> _Exercise details_
Of all the lines in the material, how many contain the word "this"? State the number alone.

> _Records provided_
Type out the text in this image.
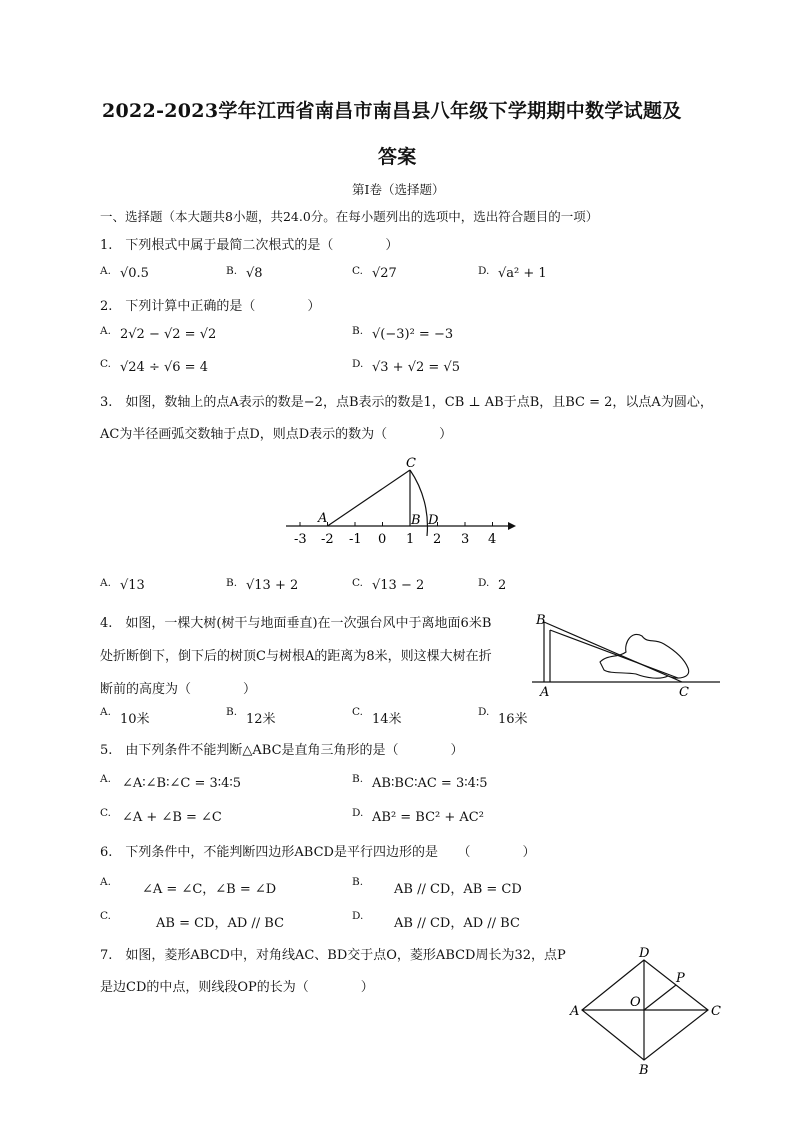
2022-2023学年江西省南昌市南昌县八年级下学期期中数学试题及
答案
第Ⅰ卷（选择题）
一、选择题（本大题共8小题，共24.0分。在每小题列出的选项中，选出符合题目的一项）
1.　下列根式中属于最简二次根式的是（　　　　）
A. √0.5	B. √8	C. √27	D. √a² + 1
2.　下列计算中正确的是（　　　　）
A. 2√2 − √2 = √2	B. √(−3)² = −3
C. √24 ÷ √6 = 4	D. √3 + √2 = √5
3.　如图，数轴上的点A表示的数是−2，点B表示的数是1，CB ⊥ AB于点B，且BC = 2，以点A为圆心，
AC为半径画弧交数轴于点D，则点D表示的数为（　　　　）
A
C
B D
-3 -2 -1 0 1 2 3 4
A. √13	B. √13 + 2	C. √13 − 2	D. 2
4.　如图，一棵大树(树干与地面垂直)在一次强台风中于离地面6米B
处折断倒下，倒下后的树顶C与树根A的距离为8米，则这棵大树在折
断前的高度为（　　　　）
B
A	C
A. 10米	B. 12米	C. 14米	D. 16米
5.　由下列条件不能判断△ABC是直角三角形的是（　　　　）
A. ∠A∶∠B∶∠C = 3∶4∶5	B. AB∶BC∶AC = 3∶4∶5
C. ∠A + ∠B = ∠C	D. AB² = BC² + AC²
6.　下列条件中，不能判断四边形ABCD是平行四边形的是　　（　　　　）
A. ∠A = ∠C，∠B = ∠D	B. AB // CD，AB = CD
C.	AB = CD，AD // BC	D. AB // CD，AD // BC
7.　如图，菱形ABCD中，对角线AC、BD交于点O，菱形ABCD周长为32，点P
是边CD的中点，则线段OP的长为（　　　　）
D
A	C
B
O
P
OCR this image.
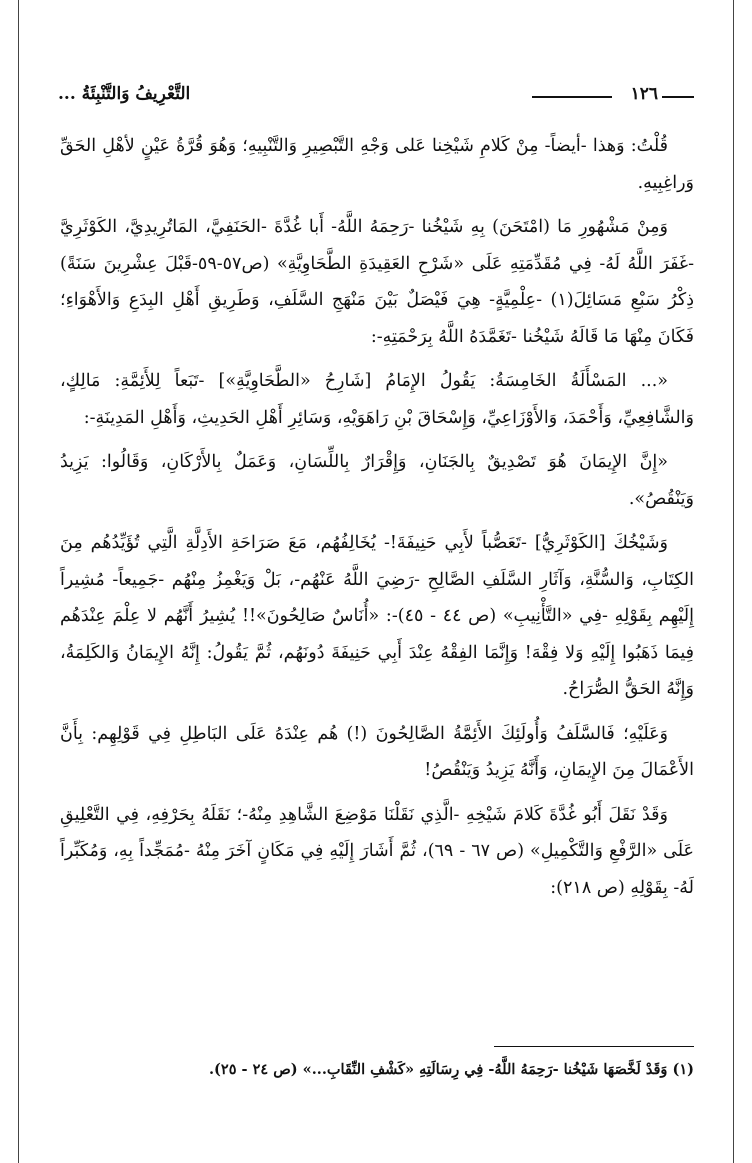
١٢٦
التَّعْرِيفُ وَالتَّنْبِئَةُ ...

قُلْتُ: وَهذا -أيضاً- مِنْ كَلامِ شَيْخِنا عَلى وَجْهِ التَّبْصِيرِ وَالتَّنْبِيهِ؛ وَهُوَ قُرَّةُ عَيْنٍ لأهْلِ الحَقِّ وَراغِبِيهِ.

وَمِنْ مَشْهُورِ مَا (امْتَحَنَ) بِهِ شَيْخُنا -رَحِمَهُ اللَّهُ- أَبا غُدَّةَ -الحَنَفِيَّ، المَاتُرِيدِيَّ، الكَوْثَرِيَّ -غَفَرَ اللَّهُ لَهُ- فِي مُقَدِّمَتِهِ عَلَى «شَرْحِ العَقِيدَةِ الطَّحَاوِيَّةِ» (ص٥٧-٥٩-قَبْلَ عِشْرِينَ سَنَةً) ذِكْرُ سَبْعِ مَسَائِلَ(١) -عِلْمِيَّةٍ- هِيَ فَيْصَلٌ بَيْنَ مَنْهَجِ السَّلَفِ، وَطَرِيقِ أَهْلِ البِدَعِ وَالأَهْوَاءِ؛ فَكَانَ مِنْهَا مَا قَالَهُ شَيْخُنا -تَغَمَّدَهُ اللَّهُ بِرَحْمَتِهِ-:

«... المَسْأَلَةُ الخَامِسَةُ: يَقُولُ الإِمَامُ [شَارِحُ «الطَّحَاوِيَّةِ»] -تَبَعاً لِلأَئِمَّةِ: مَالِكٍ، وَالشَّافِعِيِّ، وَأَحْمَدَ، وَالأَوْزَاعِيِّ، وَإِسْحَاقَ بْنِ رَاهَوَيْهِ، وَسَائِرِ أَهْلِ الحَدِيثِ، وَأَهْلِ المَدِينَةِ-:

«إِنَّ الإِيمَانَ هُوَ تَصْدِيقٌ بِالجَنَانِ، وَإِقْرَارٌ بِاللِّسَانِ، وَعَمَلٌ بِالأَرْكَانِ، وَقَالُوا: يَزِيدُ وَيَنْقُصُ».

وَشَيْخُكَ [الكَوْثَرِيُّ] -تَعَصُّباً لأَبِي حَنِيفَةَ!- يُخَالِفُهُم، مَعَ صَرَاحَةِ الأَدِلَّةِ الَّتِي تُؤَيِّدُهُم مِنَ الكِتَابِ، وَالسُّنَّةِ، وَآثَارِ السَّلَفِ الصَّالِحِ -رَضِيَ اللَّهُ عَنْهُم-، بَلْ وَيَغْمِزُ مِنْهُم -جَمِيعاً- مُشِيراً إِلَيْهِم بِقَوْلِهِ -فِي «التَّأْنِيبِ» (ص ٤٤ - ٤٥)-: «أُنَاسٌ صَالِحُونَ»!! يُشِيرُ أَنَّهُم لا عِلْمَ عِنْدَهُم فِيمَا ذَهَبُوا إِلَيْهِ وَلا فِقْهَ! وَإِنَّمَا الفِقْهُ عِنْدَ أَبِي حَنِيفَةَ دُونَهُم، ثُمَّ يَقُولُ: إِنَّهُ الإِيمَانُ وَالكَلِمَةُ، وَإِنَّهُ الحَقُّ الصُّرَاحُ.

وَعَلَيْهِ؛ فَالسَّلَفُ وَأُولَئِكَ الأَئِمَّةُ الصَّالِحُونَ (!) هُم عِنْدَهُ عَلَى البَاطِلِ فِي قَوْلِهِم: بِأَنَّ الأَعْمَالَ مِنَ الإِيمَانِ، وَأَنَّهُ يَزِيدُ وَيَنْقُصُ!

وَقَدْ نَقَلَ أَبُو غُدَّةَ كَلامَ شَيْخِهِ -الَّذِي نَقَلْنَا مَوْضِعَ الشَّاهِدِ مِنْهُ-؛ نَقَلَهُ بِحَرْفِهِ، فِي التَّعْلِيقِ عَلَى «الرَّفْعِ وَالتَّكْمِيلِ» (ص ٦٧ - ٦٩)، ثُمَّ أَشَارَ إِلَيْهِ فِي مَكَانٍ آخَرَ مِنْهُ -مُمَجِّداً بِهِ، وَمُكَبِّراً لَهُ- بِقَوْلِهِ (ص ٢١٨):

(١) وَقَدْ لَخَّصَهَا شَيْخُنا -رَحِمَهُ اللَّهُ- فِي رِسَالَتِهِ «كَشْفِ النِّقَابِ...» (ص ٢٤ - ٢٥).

> _Finished answer_
2